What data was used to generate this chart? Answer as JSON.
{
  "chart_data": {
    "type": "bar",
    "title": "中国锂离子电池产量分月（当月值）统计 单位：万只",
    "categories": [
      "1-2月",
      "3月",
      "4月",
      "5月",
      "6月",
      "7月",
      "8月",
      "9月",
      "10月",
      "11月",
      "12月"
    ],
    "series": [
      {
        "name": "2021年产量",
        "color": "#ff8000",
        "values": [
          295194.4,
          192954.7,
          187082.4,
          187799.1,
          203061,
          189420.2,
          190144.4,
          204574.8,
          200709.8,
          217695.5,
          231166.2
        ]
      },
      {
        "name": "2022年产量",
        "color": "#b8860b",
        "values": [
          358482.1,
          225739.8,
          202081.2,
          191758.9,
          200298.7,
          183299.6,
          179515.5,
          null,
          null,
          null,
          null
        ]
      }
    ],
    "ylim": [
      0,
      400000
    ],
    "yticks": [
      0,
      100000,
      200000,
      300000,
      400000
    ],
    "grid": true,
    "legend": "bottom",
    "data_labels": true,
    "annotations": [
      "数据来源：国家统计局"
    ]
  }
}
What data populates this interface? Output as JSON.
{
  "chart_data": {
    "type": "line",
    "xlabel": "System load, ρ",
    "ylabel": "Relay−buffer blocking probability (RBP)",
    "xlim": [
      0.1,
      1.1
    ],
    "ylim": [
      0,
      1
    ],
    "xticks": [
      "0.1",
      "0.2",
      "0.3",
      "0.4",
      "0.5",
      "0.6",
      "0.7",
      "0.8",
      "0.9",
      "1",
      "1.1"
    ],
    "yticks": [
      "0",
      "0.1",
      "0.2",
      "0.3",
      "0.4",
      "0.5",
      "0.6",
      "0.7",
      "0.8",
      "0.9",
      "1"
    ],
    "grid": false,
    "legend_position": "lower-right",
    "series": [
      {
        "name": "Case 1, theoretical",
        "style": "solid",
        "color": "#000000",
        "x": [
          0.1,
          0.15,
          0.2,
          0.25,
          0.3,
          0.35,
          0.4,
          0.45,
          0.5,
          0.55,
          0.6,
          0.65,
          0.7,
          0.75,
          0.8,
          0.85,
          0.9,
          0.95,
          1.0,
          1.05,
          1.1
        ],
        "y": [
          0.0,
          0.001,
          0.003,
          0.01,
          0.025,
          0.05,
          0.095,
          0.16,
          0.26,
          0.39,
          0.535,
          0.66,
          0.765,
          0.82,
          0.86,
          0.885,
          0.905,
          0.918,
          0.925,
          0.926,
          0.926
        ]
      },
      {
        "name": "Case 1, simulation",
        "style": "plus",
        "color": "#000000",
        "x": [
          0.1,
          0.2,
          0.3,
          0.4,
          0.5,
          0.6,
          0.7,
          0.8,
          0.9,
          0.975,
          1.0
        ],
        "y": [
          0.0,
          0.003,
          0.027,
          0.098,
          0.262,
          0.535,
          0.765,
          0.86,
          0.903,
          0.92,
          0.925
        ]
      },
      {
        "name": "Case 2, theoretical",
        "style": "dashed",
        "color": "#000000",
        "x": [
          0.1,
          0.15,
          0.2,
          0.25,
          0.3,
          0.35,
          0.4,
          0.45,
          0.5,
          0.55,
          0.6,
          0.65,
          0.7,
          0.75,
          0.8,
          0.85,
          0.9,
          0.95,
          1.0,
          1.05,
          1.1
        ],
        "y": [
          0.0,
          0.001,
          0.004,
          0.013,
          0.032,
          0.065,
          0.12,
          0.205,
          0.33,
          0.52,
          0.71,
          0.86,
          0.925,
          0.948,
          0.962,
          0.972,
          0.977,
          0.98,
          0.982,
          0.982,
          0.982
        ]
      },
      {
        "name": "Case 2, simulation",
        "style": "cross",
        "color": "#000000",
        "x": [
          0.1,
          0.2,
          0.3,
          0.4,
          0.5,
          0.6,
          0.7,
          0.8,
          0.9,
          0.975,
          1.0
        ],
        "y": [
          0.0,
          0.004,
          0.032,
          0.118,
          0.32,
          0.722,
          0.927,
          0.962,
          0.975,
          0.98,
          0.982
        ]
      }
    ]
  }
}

Task to carry out
Scan the records above for the string "Case", then select every line that holds it.

Problem solution
        "name": "Case 1, theoretical",
        "name": "Case 1, simulation",
        "name": "Case 2, theoretical",
        "name": "Case 2, simulation",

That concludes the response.